EXERCISE GOAL —
Could every line of the data be printed exactly as it reads?

GIVEN RECORDS —
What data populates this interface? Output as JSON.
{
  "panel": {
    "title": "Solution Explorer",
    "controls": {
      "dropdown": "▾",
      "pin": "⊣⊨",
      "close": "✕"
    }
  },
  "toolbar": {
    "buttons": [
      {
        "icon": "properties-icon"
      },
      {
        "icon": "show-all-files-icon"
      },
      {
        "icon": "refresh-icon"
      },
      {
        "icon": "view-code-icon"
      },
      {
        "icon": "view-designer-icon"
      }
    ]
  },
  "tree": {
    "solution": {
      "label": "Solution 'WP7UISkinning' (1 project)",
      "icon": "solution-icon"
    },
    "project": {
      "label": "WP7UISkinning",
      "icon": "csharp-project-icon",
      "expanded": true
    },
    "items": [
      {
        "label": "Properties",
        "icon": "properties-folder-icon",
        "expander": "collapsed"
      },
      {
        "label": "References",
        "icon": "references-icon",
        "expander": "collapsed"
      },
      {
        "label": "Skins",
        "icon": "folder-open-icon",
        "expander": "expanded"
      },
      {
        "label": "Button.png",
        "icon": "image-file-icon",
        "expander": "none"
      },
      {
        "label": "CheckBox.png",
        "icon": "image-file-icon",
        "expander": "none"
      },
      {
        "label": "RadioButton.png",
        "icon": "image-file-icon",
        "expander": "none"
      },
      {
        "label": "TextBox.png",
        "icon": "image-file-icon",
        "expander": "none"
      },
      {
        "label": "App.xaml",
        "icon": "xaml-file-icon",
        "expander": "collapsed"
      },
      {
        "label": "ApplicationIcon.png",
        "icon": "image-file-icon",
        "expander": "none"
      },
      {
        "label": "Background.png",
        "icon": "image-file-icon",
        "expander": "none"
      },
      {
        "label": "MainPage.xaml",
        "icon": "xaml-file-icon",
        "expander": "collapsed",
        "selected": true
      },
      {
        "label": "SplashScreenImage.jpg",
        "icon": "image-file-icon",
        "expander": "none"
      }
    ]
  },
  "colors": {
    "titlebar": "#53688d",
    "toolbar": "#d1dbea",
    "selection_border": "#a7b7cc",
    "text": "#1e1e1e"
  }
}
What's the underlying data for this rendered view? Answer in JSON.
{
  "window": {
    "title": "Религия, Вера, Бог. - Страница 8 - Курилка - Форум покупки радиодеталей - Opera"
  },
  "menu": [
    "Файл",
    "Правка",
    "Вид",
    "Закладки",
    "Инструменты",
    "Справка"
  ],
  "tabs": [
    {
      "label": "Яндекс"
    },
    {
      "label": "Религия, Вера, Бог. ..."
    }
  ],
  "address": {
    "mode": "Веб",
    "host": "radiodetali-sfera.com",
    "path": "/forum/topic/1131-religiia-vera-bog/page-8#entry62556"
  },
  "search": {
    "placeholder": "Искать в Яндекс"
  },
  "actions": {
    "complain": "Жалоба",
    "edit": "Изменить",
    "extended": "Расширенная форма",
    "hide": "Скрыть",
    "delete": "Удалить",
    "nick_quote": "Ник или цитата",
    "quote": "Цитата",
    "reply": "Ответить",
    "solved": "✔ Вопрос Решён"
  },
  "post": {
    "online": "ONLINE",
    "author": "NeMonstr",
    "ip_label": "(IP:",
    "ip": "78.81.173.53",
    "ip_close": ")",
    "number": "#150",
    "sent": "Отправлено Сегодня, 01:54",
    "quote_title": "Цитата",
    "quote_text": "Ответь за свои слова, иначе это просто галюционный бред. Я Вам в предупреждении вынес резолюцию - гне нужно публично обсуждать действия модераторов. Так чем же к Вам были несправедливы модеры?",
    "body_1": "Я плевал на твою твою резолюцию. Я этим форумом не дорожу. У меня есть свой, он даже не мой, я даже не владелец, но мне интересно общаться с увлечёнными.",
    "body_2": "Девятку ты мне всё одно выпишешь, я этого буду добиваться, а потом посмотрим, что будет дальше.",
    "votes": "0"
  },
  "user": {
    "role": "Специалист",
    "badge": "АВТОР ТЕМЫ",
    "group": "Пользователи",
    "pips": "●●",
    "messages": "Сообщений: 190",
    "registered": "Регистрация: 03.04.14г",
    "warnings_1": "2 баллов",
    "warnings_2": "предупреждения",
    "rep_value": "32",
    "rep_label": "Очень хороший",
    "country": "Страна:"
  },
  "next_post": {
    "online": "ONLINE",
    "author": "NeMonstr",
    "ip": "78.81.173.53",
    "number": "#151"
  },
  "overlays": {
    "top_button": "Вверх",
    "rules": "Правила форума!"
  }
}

OUTPUT BELOW —
What data populates this interface? Output as JSON.
{
  "panel": {
    "title": "Solution Explorer",
    "controls": {
      "dropdown": "▾",
      "pin": "⊣⊨",
      "close": "✕"
    }
  },
  "toolbar": {
    "buttons": [
      {
        "icon": "properties-icon"
      },
      {
        "icon": "show-all-files-icon"
      },
      {
        "icon": "refresh-icon"
      },
      {
        "icon": "view-code-icon"
      },
      {
        "icon": "view-designer-icon"
      }
    ]
  },
  "tree": {
    "solution": {
      "label": "Solution 'WP7UISkinning' (1 project)",
      "icon": "solution-icon"
    },
    "project": {
      "label": "WP7UISkinning",
      "icon": "csharp-project-icon",
      "expanded": true
    },
    "items": [
      {
        "label": "Properties",
        "icon": "properties-folder-icon",
        "expander": "collapsed"
      },
      {
        "label": "References",
        "icon": "references-icon",
        "expander": "collapsed"
      },
      {
        "label": "Skins",
        "icon": "folder-open-icon",
        "expander": "expanded"
      },
      {
        "label": "Button.png",
        "icon": "image-file-icon",
        "expander": "none"
      },
      {
        "label": "CheckBox.png",
        "icon": "image-file-icon",
        "expander": "none"
      },
      {
        "label": "RadioButton.png",
        "icon": "image-file-icon",
        "expander": "none"
      },
      {
        "label": "TextBox.png",
        "icon": "image-file-icon",
        "expander": "none"
      },
      {
        "label": "App.xaml",
        "icon": "xaml-file-icon",
        "expander": "collapsed"
      },
      {
        "label": "ApplicationIcon.png",
        "icon": "image-file-icon",
        "expander": "none"
      },
      {
        "label": "Background.png",
        "icon": "image-file-icon",
        "expander": "none"
      },
      {
        "label": "MainPage.xaml",
        "icon": "xaml-file-icon",
        "expander": "collapsed",
        "selected": true
      },
      {
        "label": "SplashScreenImage.jpg",
        "icon": "image-file-icon",
        "expander": "none"
      }
    ]
  },
  "colors": {
    "titlebar": "#53688d",
    "toolbar": "#d1dbea",
    "selection_border": "#a7b7cc",
    "text": "#1e1e1e"
  }
}
What's the underlying data for this rendered view? Answer in JSON.
{
  "window": {
    "title": "Религия, Вера, Бог. - Страница 8 - Курилка - Форум покупки радиодеталей - Opera"
  },
  "menu": [
    "Файл",
    "Правка",
    "Вид",
    "Закладки",
    "Инструменты",
    "Справка"
  ],
  "tabs": [
    {
      "label": "Яндекс"
    },
    {
      "label": "Религия, Вера, Бог. ..."
    }
  ],
  "address": {
    "mode": "Веб",
    "host": "radiodetali-sfera.com",
    "path": "/forum/topic/1131-religiia-vera-bog/page-8#entry62556"
  },
  "search": {
    "placeholder": "Искать в Яндекс"
  },
  "actions": {
    "complain": "Жалоба",
    "edit": "Изменить",
    "extended": "Расширенная форма",
    "hide": "Скрыть",
    "delete": "Удалить",
    "nick_quote": "Ник или цитата",
    "quote": "Цитата",
    "reply": "Ответить",
    "solved": "✔ Вопрос Решён"
  },
  "post": {
    "online": "ONLINE",
    "author": "NeMonstr",
    "ip_label": "(IP:",
    "ip": "78.81.173.53",
    "ip_close": ")",
    "number": "#150",
    "sent": "Отправлено Сегодня, 01:54",
    "quote_title": "Цитата",
    "quote_text": "Ответь за свои слова, иначе это просто галюционный бред. Я Вам в предупреждении вынес резолюцию - гне нужно публично обсуждать действия модераторов. Так чем же к Вам были несправедливы модеры?",
    "body_1": "Я плевал на твою твою резолюцию. Я этим форумом не дорожу. У меня есть свой, он даже не мой, я даже не владелец, но мне интересно общаться с увлечёнными.",
    "body_2": "Девятку ты мне всё одно выпишешь, я этого буду добиваться, а потом посмотрим, что будет дальше.",
    "votes": "0"
  },
  "user": {
    "role": "Специалист",
    "badge": "АВТОР ТЕМЫ",
    "group": "Пользователи",
    "pips": "●●",
    "messages": "Сообщений: 190",
    "registered": "Регистрация: 03.04.14г",
    "warnings_1": "2 баллов",
    "warnings_2": "предупреждения",
    "rep_value": "32",
    "rep_label": "Очень хороший",
    "country": "Страна:"
  },
  "next_post": {
    "online": "ONLINE",
    "author": "NeMonstr",
    "ip": "78.81.173.53",
    "number": "#151"
  },
  "overlays": {
    "top_button": "Вверх",
    "rules": "Правила форума!"
  }
}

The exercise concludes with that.